- **Directive**: Search the data for the word "text" and copy every line where it occurs.
***
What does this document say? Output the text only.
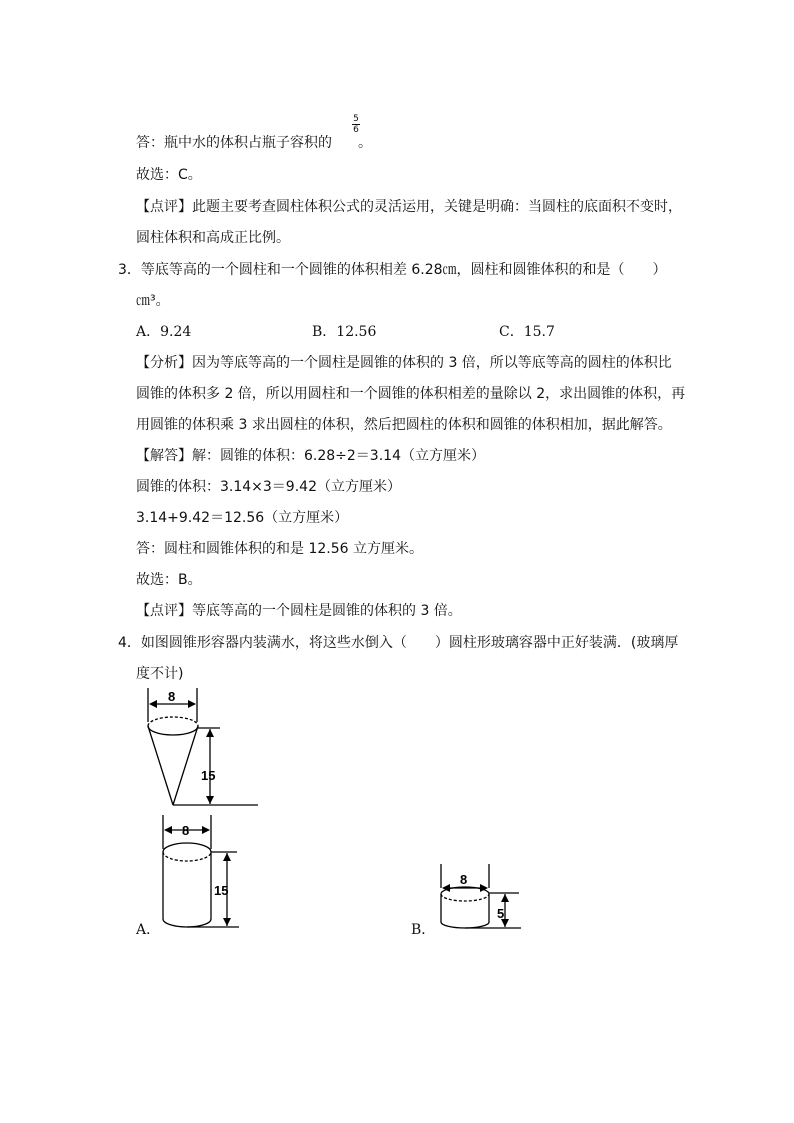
答：瓶中水的体积占瓶子容积的
5
6
。
故选：C。
【点评】此题主要考查圆柱体积公式的灵活运用，关键是明确：当圆柱的底面积不变时，
圆柱体积和高成正比例。
3．等底等高的一个圆柱和一个圆锥的体积相差 6.28㎝，圆柱和圆锥体积的和是（　　）
㎝³。
A．9.24	B．12.56	C．15.7
【分析】因为等底等高的一个圆柱是圆锥的体积的 3 倍，所以等底等高的圆柱的体积比
圆锥的体积多 2 倍，所以用圆柱和一个圆锥的体积相差的量除以 2，求出圆锥的体积，再
用圆锥的体积乘 3 求出圆柱的体积，然后把圆柱的体积和圆锥的体积相加，据此解答。
【解答】解：圆锥的体积：6.28÷2＝3.14（立方厘米）
圆锥的体积：3.14×3＝9.42（立方厘米）
3.14+9.42＝12.56（立方厘米）
答：圆柱和圆锥体积的和是 12.56 立方厘米。
故选：B。
【点评】等底等高的一个圆柱是圆锥的体积的 3 倍。
4．如图圆锥形容器内装满水，将这些水倒入（　　）圆柱形玻璃容器中正好装满．(玻璃厚
度不计)
8
15
8
15
A．
8
5
B．
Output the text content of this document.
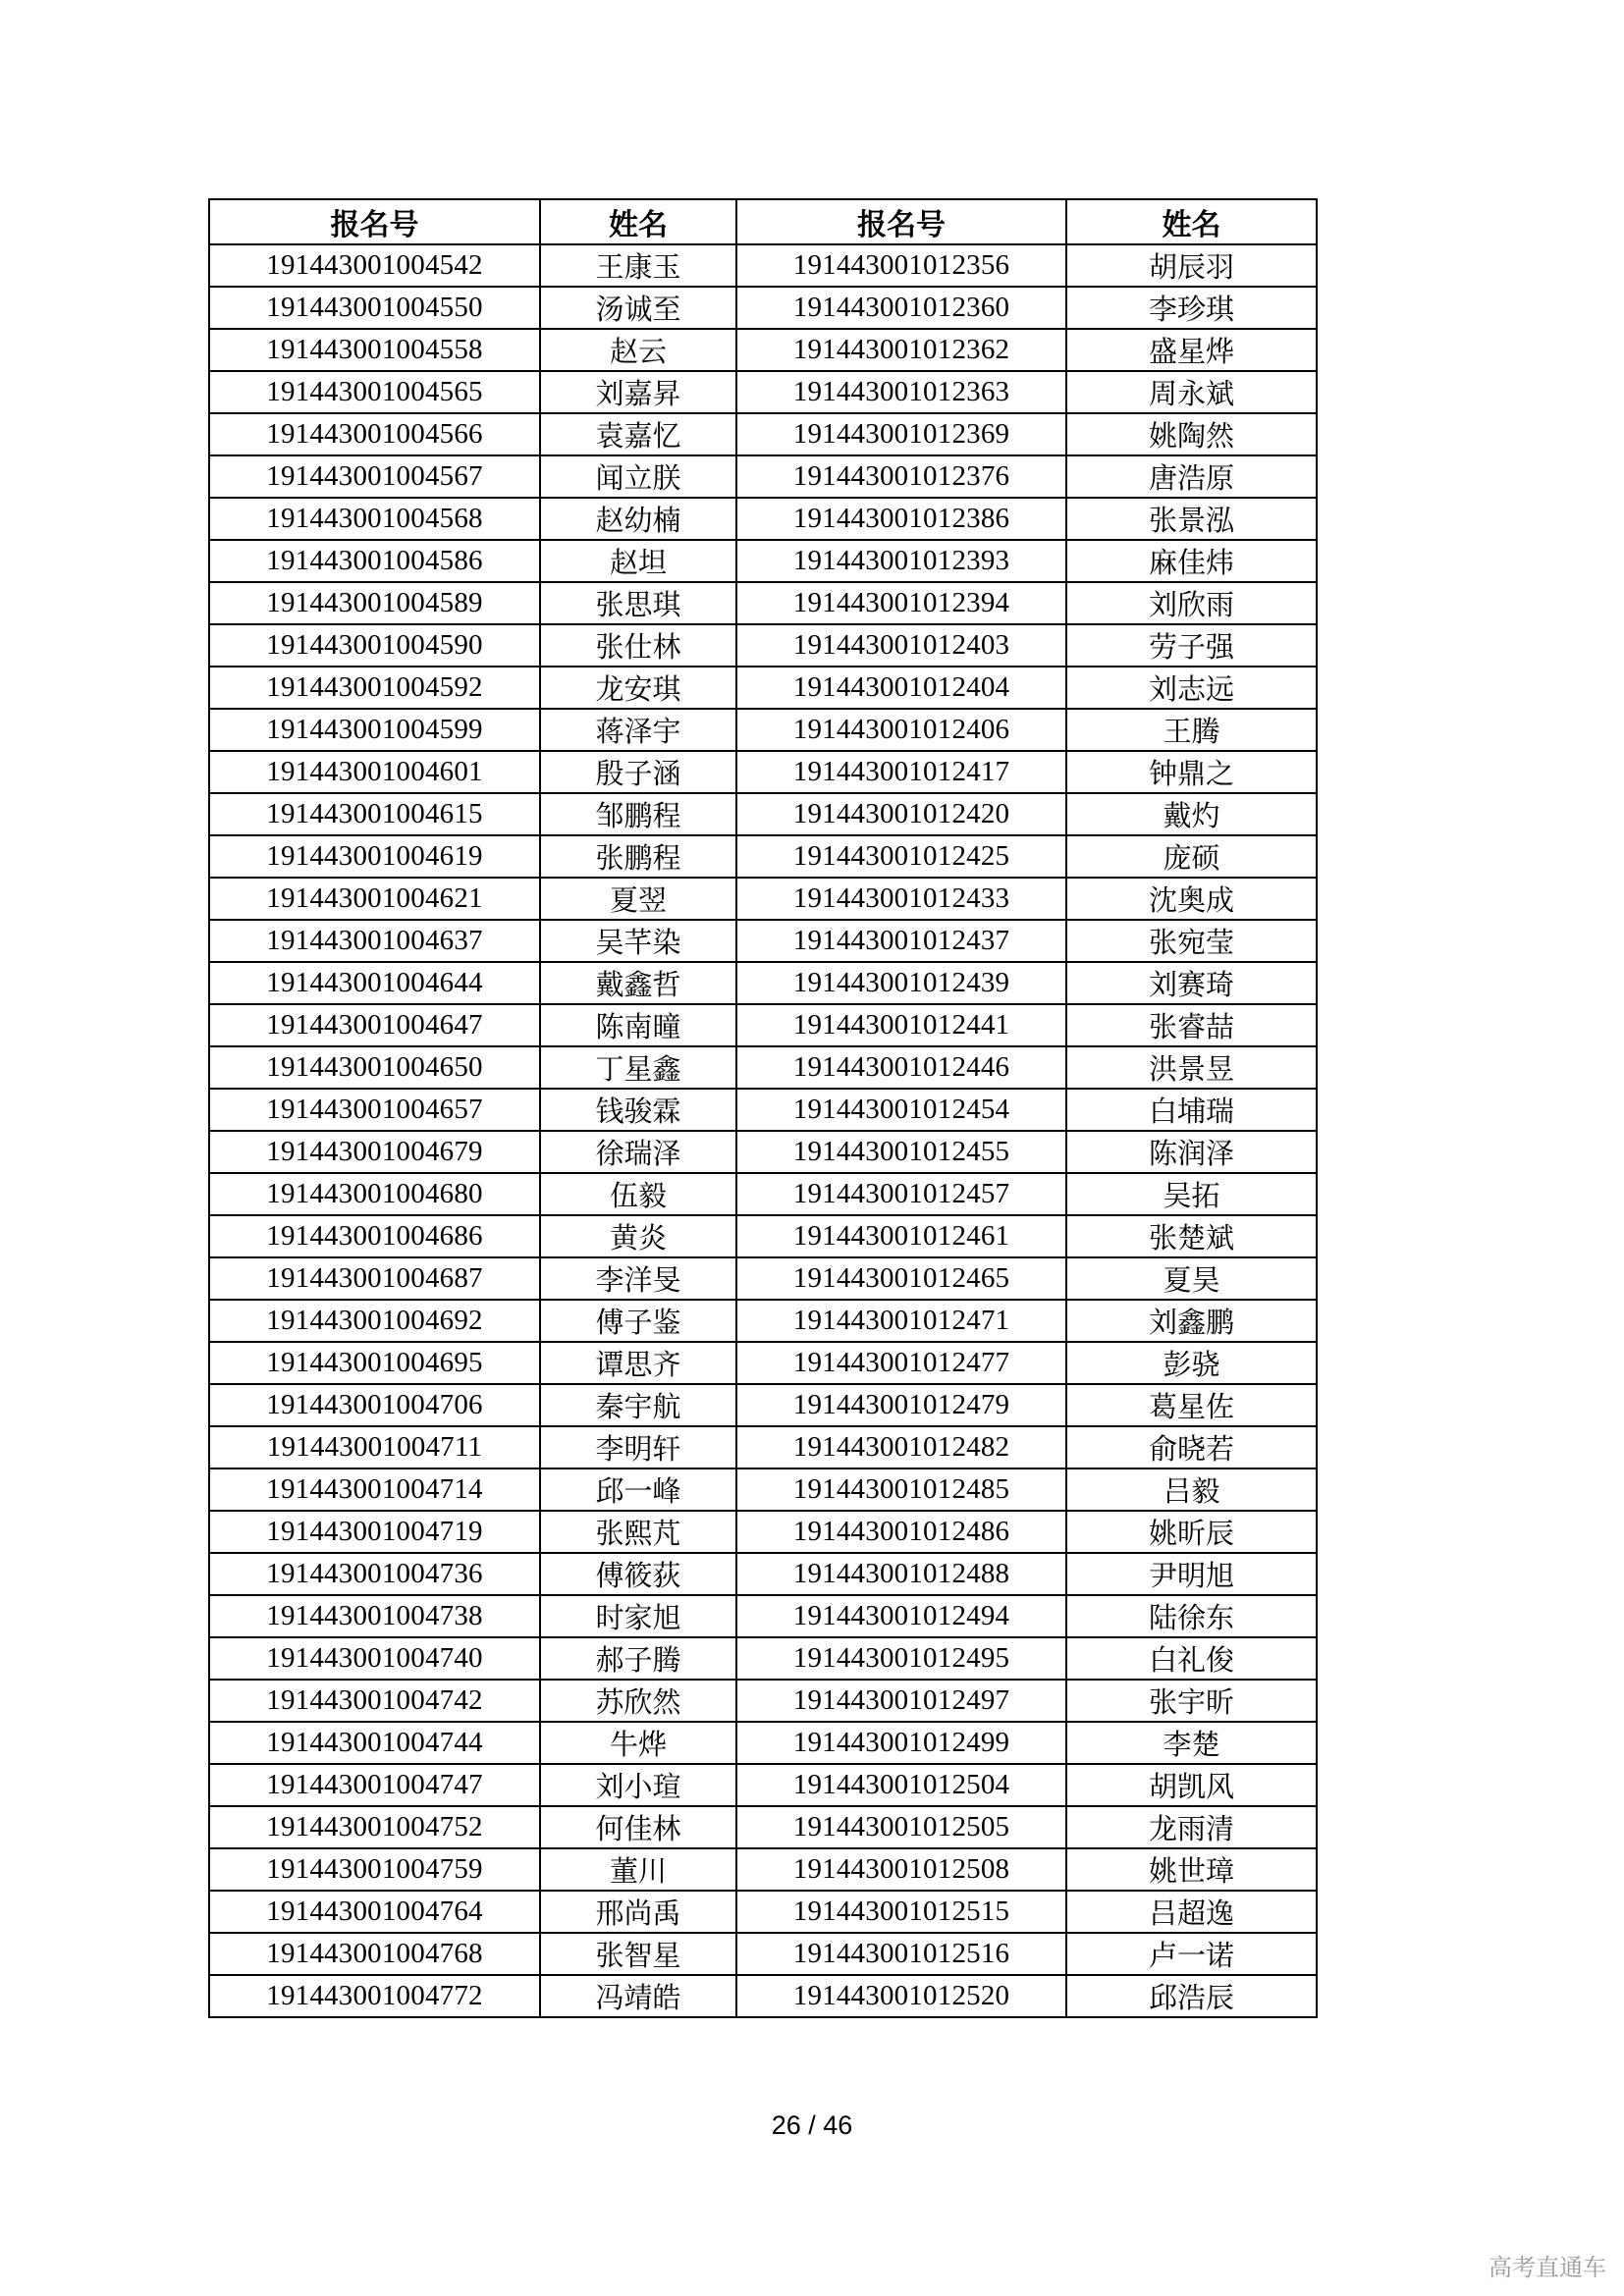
报名号	姓名	报名号	姓名
191443001004542	王康玉	191443001012356	胡辰羽
191443001004550	汤诚至	191443001012360	李珍琪
191443001004558	赵云	191443001012362	盛星烨
191443001004565	刘嘉昇	191443001012363	周永斌
191443001004566	袁嘉忆	191443001012369	姚陶然
191443001004567	闻立朕	191443001012376	唐浩原
191443001004568	赵幼楠	191443001012386	张景泓
191443001004586	赵坦	191443001012393	麻佳炜
191443001004589	张思琪	191443001012394	刘欣雨
191443001004590	张仕林	191443001012403	劳子强
191443001004592	龙安琪	191443001012404	刘志远
191443001004599	蒋泽宇	191443001012406	王腾
191443001004601	殷子涵	191443001012417	钟鼎之
191443001004615	邹鹏程	191443001012420	戴灼
191443001004619	张鹏程	191443001012425	庞硕
191443001004621	夏翌	191443001012433	沈奥成
191443001004637	吴芊染	191443001012437	张宛莹
191443001004644	戴鑫哲	191443001012439	刘赛琦
191443001004647	陈南曈	191443001012441	张睿喆
191443001004650	丁星鑫	191443001012446	洪景昱
191443001004657	钱骏霖	191443001012454	白埔瑞
191443001004679	徐瑞泽	191443001012455	陈润泽
191443001004680	伍毅	191443001012457	吴拓
191443001004686	黄炎	191443001012461	张楚斌
191443001004687	李洋旻	191443001012465	夏昊
191443001004692	傅子鉴	191443001012471	刘鑫鹏
191443001004695	谭思齐	191443001012477	彭骁
191443001004706	秦宇航	191443001012479	葛星佐
191443001004711	李明轩	191443001012482	俞晓若
191443001004714	邱一峰	191443001012485	吕毅
191443001004719	张熙芃	191443001012486	姚昕辰
191443001004736	傅筱荻	191443001012488	尹明旭
191443001004738	时家旭	191443001012494	陆徐东
191443001004740	郝子腾	191443001012495	白礼俊
191443001004742	苏欣然	191443001012497	张宇昕
191443001004744	牛烨	191443001012499	李楚
191443001004747	刘小瑄	191443001012504	胡凯风
191443001004752	何佳林	191443001012505	龙雨清
191443001004759	董川	191443001012508	姚世璋
191443001004764	邢尚禹	191443001012515	吕超逸
191443001004768	张智星	191443001012516	卢一诺
191443001004772	冯靖皓	191443001012520	邱浩辰
26 / 46
高考直通车
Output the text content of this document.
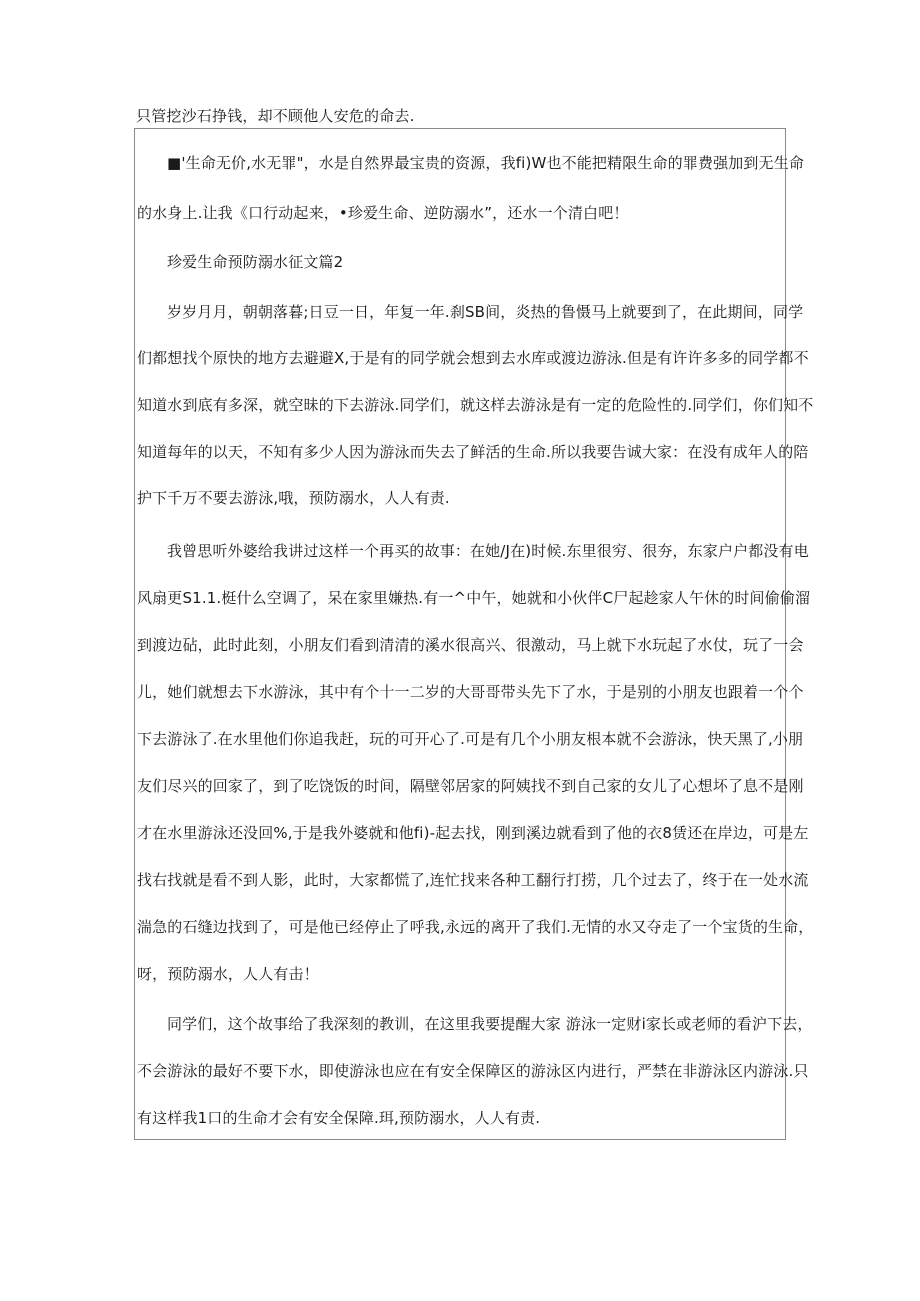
只管挖沙石挣钱，却不顾他人安危的命去.
■'生命无价,水无罪"，水是自然界最宝贵的资源，我fi)W也不能把精限生命的罪费强加到无生命
的水身上.让我《口行动起来，•珍爱生命、逆防溺水”，还水一个清白吧！
珍爱生命预防溺水征文篇2
岁岁月月，朝朝落暮;日豆一日，年复一年.刹SB间，炎热的鲁慑马上就要到了，在此期间，同学
们都想找个原快的地方去避避X,于是有的同学就会想到去水库或渡边游泳.但是有许许多多的同学都不
知道水到底有多深，就空昧的下去游泳.同学们，就这样去游泳是有一定的危险性的.同学们，你们知不
知道每年的以天，不知有多少人因为游泳而失去了鲜活的生命.所以我要告诚大家：在没有成年人的陪
护下千万不要去游泳,哦，预防溺水，人人有责.
我曾思听外婆给我讲过这样一个再买的故事：在她/J在)时候.东里很穷、很夯，东家户户都没有电
风扇更S1.1.梃什么空调了，呆在家里嫌热.有一^中午，她就和小伙伴C尸起趁家人午休的时间偷偷溜
到渡边砧，此时此刻，小朋友们看到清清的溪水很高兴、很激动，马上就下水玩起了水仗，玩了一会
儿，她们就想去下水游泳，其中有个十一二岁的大哥哥带头先下了水，于是别的小朋友也跟着一个个
下去游泳了.在水里他们你追我赶，玩的可开心了.可是有几个小朋友根本就不会游泳，快天黑了,小朋
友们尽兴的回家了，到了吃饶饭的时间，隔壁邻居家的阿姨找不到自己家的女儿了心想坏了息不是刚
才在水里游泳还没回%,于是我外婆就和他fi)-起去找，刚到溪边就看到了他的衣8赁还在岸边，可是左
找右找就是看不到人影，此时，大家都慌了,连忙找来各种工翻行打捞，几个过去了，终于在一处水流
湍急的石缝边找到了，可是他已经停止了呼我,永远的离开了我们.无情的水又夺走了一个宝货的生命，
呀，预防溺水，人人有击！
同学们，这个故事给了我深刻的教训，在这里我要提醒大家 游泳一定财i家长或老师的看沪下去，
不会游泳的最好不要下水，即使游泳也应在有安全保障区的游泳区内进行，严禁在非游泳区内游泳.只
有这样我1口的生命才会有安全保障.珥,预防溺水，人人有责.
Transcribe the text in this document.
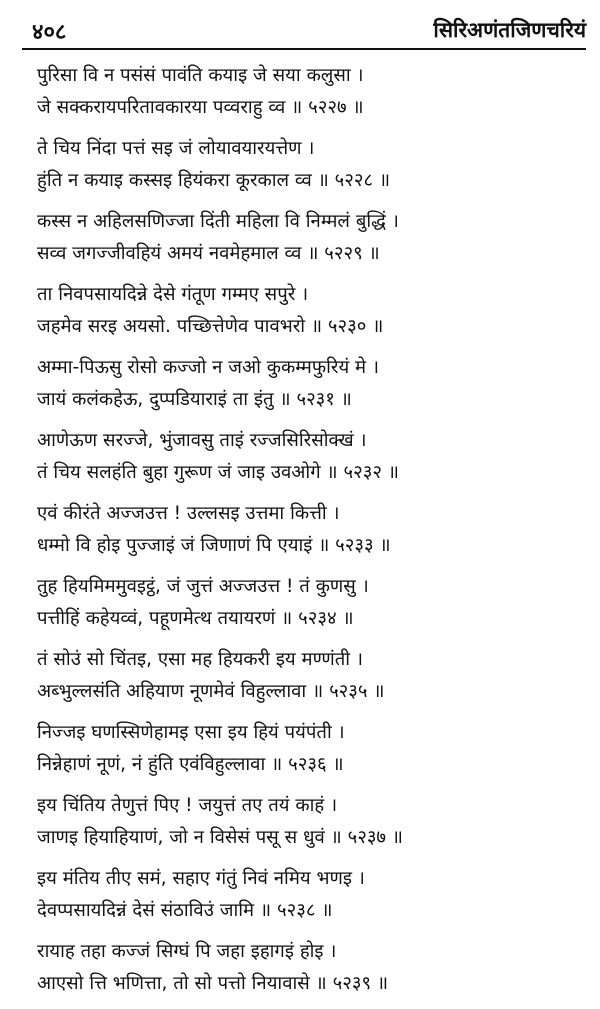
४०८	सिरिअणंतजिणचरियं
पुरिसा वि न पसंसं पावंति कयाइ जे सया कलुसा ।
जे सक्करायपरितावकारया पव्वराहु व्व ॥ ५२२७ ॥
ते चिय निंदा पत्तं सइ जं लोयावयारयत्तेण ।
हुंति न कयाइ कस्सइ हियंकरा कूरकाल व्व ॥ ५२२८ ॥
कस्स न अहिलसणिज्जा दिंती महिला वि निम्मलं बुद्धिं ।
सव्व जगज्जीवहियं अमयं नवमेहमाल व्व ॥ ५२२९ ॥
ता निवपसायदिन्ने देसे गंतूण गम्मए सपुरे ।
जहमेव सरइ अयसो. पच्छित्तेणेव पावभरो ॥ ५२३० ॥
अम्मा-पिऊसु रोसो कज्जो न जओ कुकम्मफुरियं मे ।
जायं कलंकहेऊ, दुप्पडियाराइं ता इंतु ॥ ५२३१ ॥
आणेऊण सरज्जे, भुंजावसु ताइं रज्जसिरिसोक्खं ।
तं चिय सलहंति बुहा गुरूण जं जाइ उवओगे ॥ ५२३२ ॥
एवं कीरंते अज्जउत्त ! उल्लसइ उत्तमा कित्ती ।
धम्मो वि होइ पुज्जाइं जं जिणाणं पि एयाइं ॥ ५२३३ ॥
तुह हियमिममुवइट्ठं, जं जुत्तं अज्जउत्त ! तं कुणसु ।
पत्तीहिं कहेयव्वं, पहूणमेत्थ तयायरणं ॥ ५२३४ ॥
तं सोउं सो चिंतइ, एसा मह हियकरी इय मण्णंती ।
अब्भुल्लसंति अहियाण नूणमेवं विहुल्लावा ॥ ५२३५ ॥
निज्जइ घणस्सिणेहामइ एसा इय हियं पयंपंती ।
निन्नेहाणं नूणं, नं हुंति एवंविहुल्लावा ॥ ५२३६ ॥
इय चिंतिय तेणुत्तं पिए ! जयुत्तं तए तयं काहं ।
जाणइ हियाहियाणं, जो न विसेसं पसू स धुवं ॥ ५२३७ ॥
इय मंतिय तीए समं, सहाए गंतुं निवं नमिय भणइ ।
देवप्पसायदिन्नं देसं संठाविउं जामि ॥ ५२३८ ॥
रायाह तहा कज्जं सिग्घं पि जहा इहागइं होइ ।
आएसो त्ति भणित्ता, तो सो पत्तो नियावासे ॥ ५२३९ ॥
***
- **Correct output**:
What does this document say? Output the text only.
Output the text content of this document.
Output the text content of this document.
Transcribe the text in this document.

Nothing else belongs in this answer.